-- Task details --
Could you print every record below exactly as it appears?

-- Material to process --
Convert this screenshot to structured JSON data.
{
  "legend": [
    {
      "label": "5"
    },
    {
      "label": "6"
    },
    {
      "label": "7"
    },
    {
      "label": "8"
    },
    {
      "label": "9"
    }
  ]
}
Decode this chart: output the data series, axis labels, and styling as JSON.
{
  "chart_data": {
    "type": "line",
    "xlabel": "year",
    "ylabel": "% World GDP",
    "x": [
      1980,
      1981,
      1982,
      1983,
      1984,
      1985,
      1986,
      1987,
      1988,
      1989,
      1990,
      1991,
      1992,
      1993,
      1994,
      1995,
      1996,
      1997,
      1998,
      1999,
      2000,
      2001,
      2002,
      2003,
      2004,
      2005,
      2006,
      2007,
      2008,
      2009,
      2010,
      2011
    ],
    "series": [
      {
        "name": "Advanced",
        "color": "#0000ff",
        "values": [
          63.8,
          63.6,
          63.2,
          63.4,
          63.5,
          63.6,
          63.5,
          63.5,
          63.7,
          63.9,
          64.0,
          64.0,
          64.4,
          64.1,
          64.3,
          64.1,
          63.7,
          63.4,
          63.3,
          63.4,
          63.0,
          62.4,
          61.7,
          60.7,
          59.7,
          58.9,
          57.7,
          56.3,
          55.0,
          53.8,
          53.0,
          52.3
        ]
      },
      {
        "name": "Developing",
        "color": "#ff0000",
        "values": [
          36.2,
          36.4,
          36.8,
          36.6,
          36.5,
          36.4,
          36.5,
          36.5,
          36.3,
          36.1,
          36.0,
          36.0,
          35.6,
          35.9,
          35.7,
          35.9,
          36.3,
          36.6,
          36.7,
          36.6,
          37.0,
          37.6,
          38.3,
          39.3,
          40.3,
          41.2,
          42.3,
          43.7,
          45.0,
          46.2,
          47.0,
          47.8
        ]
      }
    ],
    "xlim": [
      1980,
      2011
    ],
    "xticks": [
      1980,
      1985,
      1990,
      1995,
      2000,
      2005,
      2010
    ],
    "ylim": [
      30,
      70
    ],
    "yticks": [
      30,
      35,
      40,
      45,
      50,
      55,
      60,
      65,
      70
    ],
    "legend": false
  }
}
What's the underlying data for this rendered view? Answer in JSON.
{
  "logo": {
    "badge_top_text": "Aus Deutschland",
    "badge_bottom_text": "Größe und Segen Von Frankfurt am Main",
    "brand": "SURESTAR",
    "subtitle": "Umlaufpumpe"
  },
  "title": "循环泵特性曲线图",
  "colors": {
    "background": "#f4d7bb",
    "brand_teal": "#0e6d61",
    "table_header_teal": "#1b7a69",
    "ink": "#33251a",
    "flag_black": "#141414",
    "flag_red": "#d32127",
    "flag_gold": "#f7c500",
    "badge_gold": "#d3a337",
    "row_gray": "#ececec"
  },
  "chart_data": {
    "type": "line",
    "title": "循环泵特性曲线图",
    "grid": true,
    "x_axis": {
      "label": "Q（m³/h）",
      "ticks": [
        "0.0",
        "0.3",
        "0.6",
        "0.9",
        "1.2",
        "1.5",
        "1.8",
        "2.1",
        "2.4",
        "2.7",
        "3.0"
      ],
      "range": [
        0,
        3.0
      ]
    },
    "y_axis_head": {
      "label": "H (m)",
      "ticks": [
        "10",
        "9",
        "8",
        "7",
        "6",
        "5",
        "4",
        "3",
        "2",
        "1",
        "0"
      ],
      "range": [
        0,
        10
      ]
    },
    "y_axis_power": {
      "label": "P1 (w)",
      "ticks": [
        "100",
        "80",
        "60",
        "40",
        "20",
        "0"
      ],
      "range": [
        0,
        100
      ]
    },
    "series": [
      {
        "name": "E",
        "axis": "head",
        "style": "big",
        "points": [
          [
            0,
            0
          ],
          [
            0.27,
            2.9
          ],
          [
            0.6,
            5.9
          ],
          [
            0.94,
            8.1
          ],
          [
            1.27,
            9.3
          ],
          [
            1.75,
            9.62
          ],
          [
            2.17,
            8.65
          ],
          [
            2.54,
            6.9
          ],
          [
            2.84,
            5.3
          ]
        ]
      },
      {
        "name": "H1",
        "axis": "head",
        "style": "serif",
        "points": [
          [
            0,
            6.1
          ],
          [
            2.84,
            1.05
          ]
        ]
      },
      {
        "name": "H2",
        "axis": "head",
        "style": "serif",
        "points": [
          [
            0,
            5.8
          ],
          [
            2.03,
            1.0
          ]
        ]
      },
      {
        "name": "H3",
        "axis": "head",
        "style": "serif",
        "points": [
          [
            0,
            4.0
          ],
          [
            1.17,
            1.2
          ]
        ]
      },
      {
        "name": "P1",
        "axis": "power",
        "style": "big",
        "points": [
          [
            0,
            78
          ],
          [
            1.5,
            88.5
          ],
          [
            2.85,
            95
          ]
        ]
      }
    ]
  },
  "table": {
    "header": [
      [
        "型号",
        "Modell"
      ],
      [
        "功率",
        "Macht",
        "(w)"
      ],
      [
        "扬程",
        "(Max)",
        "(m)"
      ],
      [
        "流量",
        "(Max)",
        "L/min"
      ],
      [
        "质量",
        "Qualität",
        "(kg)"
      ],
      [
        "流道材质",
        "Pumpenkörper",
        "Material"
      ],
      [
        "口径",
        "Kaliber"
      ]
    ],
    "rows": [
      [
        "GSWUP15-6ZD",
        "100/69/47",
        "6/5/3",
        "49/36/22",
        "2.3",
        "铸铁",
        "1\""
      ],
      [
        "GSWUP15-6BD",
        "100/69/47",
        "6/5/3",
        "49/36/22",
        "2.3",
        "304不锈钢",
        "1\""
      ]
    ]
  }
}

-- Response to the task --
Convert this screenshot to structured JSON data.
{
  "legend": [
    {
      "label": "5"
    },
    {
      "label": "6"
    },
    {
      "label": "7"
    },
    {
      "label": "8"
    },
    {
      "label": "9"
    }
  ]
}
Decode this chart: output the data series, axis labels, and styling as JSON.
{
  "chart_data": {
    "type": "line",
    "xlabel": "year",
    "ylabel": "% World GDP",
    "x": [
      1980,
      1981,
      1982,
      1983,
      1984,
      1985,
      1986,
      1987,
      1988,
      1989,
      1990,
      1991,
      1992,
      1993,
      1994,
      1995,
      1996,
      1997,
      1998,
      1999,
      2000,
      2001,
      2002,
      2003,
      2004,
      2005,
      2006,
      2007,
      2008,
      2009,
      2010,
      2011
    ],
    "series": [
      {
        "name": "Advanced",
        "color": "#0000ff",
        "values": [
          63.8,
          63.6,
          63.2,
          63.4,
          63.5,
          63.6,
          63.5,
          63.5,
          63.7,
          63.9,
          64.0,
          64.0,
          64.4,
          64.1,
          64.3,
          64.1,
          63.7,
          63.4,
          63.3,
          63.4,
          63.0,
          62.4,
          61.7,
          60.7,
          59.7,
          58.9,
          57.7,
          56.3,
          55.0,
          53.8,
          53.0,
          52.3
        ]
      },
      {
        "name": "Developing",
        "color": "#ff0000",
        "values": [
          36.2,
          36.4,
          36.8,
          36.6,
          36.5,
          36.4,
          36.5,
          36.5,
          36.3,
          36.1,
          36.0,
          36.0,
          35.6,
          35.9,
          35.7,
          35.9,
          36.3,
          36.6,
          36.7,
          36.6,
          37.0,
          37.6,
          38.3,
          39.3,
          40.3,
          41.2,
          42.3,
          43.7,
          45.0,
          46.2,
          47.0,
          47.8
        ]
      }
    ],
    "xlim": [
      1980,
      2011
    ],
    "xticks": [
      1980,
      1985,
      1990,
      1995,
      2000,
      2005,
      2010
    ],
    "ylim": [
      30,
      70
    ],
    "yticks": [
      30,
      35,
      40,
      45,
      50,
      55,
      60,
      65,
      70
    ],
    "legend": false
  }
}
What's the underlying data for this rendered view? Answer in JSON.
{
  "logo": {
    "badge_top_text": "Aus Deutschland",
    "badge_bottom_text": "Größe und Segen Von Frankfurt am Main",
    "brand": "SURESTAR",
    "subtitle": "Umlaufpumpe"
  },
  "title": "循环泵特性曲线图",
  "colors": {
    "background": "#f4d7bb",
    "brand_teal": "#0e6d61",
    "table_header_teal": "#1b7a69",
    "ink": "#33251a",
    "flag_black": "#141414",
    "flag_red": "#d32127",
    "flag_gold": "#f7c500",
    "badge_gold": "#d3a337",
    "row_gray": "#ececec"
  },
  "chart_data": {
    "type": "line",
    "title": "循环泵特性曲线图",
    "grid": true,
    "x_axis": {
      "label": "Q（m³/h）",
      "ticks": [
        "0.0",
        "0.3",
        "0.6",
        "0.9",
        "1.2",
        "1.5",
        "1.8",
        "2.1",
        "2.4",
        "2.7",
        "3.0"
      ],
      "range": [
        0,
        3.0
      ]
    },
    "y_axis_head": {
      "label": "H (m)",
      "ticks": [
        "10",
        "9",
        "8",
        "7",
        "6",
        "5",
        "4",
        "3",
        "2",
        "1",
        "0"
      ],
      "range": [
        0,
        10
      ]
    },
    "y_axis_power": {
      "label": "P1 (w)",
      "ticks": [
        "100",
        "80",
        "60",
        "40",
        "20",
        "0"
      ],
      "range": [
        0,
        100
      ]
    },
    "series": [
      {
        "name": "E",
        "axis": "head",
        "style": "big",
        "points": [
          [
            0,
            0
          ],
          [
            0.27,
            2.9
          ],
          [
            0.6,
            5.9
          ],
          [
            0.94,
            8.1
          ],
          [
            1.27,
            9.3
          ],
          [
            1.75,
            9.62
          ],
          [
            2.17,
            8.65
          ],
          [
            2.54,
            6.9
          ],
          [
            2.84,
            5.3
          ]
        ]
      },
      {
        "name": "H1",
        "axis": "head",
        "style": "serif",
        "points": [
          [
            0,
            6.1
          ],
          [
            2.84,
            1.05
          ]
        ]
      },
      {
        "name": "H2",
        "axis": "head",
        "style": "serif",
        "points": [
          [
            0,
            5.8
          ],
          [
            2.03,
            1.0
          ]
        ]
      },
      {
        "name": "H3",
        "axis": "head",
        "style": "serif",
        "points": [
          [
            0,
            4.0
          ],
          [
            1.17,
            1.2
          ]
        ]
      },
      {
        "name": "P1",
        "axis": "power",
        "style": "big",
        "points": [
          [
            0,
            78
          ],
          [
            1.5,
            88.5
          ],
          [
            2.85,
            95
          ]
        ]
      }
    ]
  },
  "table": {
    "header": [
      [
        "型号",
        "Modell"
      ],
      [
        "功率",
        "Macht",
        "(w)"
      ],
      [
        "扬程",
        "(Max)",
        "(m)"
      ],
      [
        "流量",
        "(Max)",
        "L/min"
      ],
      [
        "质量",
        "Qualität",
        "(kg)"
      ],
      [
        "流道材质",
        "Pumpenkörper",
        "Material"
      ],
      [
        "口径",
        "Kaliber"
      ]
    ],
    "rows": [
      [
        "GSWUP15-6ZD",
        "100/69/47",
        "6/5/3",
        "49/36/22",
        "2.3",
        "铸铁",
        "1\""
      ],
      [
        "GSWUP15-6BD",
        "100/69/47",
        "6/5/3",
        "49/36/22",
        "2.3",
        "304不锈钢",
        "1\""
      ]
    ]
  }
}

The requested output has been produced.